### WHAT IS EXPECTED
Show all lines from the data that include the word "Simple".

********************

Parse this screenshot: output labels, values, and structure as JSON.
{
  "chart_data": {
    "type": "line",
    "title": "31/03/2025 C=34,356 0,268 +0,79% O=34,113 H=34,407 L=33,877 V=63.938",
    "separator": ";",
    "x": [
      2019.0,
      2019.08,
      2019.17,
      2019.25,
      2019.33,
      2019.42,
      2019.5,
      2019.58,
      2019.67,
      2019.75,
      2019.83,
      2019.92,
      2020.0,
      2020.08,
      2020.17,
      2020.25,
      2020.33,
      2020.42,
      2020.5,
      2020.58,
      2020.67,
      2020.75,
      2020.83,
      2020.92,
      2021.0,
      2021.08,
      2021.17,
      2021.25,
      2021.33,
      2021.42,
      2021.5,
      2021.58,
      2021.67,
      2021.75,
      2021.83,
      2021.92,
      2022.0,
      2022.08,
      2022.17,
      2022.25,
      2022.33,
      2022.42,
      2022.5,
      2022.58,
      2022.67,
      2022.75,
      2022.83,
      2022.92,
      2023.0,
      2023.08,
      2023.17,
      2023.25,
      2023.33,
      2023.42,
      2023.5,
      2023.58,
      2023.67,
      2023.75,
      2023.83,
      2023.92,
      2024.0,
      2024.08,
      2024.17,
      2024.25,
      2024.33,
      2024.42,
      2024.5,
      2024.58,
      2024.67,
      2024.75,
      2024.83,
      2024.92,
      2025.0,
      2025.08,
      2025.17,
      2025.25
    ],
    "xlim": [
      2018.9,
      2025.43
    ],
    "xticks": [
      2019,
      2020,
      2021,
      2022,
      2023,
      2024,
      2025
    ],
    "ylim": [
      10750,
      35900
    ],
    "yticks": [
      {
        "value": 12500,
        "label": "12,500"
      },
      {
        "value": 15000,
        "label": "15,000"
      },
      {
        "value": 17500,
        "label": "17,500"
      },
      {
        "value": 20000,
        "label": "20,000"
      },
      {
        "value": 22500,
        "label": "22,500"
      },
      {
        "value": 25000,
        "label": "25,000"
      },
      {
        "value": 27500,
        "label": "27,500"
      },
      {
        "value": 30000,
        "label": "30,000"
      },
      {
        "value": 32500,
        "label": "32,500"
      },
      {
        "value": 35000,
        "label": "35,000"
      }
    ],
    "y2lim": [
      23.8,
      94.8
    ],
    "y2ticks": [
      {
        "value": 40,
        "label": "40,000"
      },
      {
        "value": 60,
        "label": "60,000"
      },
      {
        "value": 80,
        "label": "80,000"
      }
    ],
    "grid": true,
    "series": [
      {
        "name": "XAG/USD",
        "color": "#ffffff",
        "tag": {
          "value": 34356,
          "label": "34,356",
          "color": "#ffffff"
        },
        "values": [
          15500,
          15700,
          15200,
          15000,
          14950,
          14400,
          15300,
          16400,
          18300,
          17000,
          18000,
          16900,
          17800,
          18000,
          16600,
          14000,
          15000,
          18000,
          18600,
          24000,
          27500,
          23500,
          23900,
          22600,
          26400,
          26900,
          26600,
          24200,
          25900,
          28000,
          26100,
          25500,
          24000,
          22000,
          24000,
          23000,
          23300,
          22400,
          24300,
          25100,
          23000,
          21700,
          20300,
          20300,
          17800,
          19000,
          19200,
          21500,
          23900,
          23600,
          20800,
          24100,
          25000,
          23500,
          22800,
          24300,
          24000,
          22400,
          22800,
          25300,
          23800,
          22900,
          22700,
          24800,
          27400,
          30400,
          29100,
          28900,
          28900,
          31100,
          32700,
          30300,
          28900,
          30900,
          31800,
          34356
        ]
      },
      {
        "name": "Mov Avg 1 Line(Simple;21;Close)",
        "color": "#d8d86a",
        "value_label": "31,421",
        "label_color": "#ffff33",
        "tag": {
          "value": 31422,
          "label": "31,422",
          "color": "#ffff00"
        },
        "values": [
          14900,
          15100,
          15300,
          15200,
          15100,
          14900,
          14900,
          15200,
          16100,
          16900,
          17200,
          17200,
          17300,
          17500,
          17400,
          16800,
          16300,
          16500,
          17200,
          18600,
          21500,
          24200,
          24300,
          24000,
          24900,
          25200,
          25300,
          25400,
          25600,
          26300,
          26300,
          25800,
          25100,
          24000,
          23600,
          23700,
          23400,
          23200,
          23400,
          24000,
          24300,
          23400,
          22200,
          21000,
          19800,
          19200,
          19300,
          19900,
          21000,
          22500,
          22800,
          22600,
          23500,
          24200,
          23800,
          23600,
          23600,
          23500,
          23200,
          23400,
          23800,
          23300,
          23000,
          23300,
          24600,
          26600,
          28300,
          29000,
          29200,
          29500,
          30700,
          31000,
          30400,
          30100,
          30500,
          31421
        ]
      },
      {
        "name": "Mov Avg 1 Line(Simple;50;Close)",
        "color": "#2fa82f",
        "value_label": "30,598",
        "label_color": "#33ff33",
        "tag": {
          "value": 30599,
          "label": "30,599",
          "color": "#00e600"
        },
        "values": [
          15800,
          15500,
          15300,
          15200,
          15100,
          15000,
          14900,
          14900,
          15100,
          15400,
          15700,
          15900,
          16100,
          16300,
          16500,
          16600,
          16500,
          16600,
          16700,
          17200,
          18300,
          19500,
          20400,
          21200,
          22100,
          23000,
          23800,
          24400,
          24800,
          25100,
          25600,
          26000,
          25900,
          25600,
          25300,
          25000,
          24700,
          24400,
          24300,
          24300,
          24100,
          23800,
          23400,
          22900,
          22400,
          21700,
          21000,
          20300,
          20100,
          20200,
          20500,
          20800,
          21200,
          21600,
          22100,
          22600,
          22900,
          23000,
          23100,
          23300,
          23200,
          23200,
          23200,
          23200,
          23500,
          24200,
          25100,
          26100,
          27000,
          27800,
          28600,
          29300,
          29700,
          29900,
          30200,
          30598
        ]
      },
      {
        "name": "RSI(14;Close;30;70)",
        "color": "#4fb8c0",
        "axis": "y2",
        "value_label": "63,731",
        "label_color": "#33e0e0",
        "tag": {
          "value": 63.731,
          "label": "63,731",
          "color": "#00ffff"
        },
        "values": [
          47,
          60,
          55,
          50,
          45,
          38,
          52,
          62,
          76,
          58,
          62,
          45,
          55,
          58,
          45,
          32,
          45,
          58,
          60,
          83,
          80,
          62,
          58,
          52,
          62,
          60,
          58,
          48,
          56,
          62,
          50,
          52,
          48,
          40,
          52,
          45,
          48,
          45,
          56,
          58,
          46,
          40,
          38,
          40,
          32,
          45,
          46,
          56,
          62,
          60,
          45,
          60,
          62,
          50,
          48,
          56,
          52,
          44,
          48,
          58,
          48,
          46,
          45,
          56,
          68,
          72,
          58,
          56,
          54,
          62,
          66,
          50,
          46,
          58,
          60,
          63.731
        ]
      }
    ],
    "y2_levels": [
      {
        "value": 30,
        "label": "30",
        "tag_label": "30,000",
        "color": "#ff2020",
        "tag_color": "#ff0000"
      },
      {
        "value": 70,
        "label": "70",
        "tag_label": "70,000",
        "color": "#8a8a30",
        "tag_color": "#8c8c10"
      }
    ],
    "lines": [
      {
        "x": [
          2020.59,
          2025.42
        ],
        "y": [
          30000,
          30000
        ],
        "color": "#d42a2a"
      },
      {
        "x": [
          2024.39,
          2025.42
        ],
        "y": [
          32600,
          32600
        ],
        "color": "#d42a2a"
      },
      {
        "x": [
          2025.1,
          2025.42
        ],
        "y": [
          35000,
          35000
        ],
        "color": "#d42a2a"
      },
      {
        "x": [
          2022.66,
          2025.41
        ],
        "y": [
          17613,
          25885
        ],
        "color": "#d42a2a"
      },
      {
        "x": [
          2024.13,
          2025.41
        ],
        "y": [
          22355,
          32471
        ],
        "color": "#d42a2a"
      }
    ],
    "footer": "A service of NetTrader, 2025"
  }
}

********************

### TASK ANSWER
        "name": "Mov Avg 1 Line(Simple;21;Close)",
        "name": "Mov Avg 1 Line(Simple;50;Close)",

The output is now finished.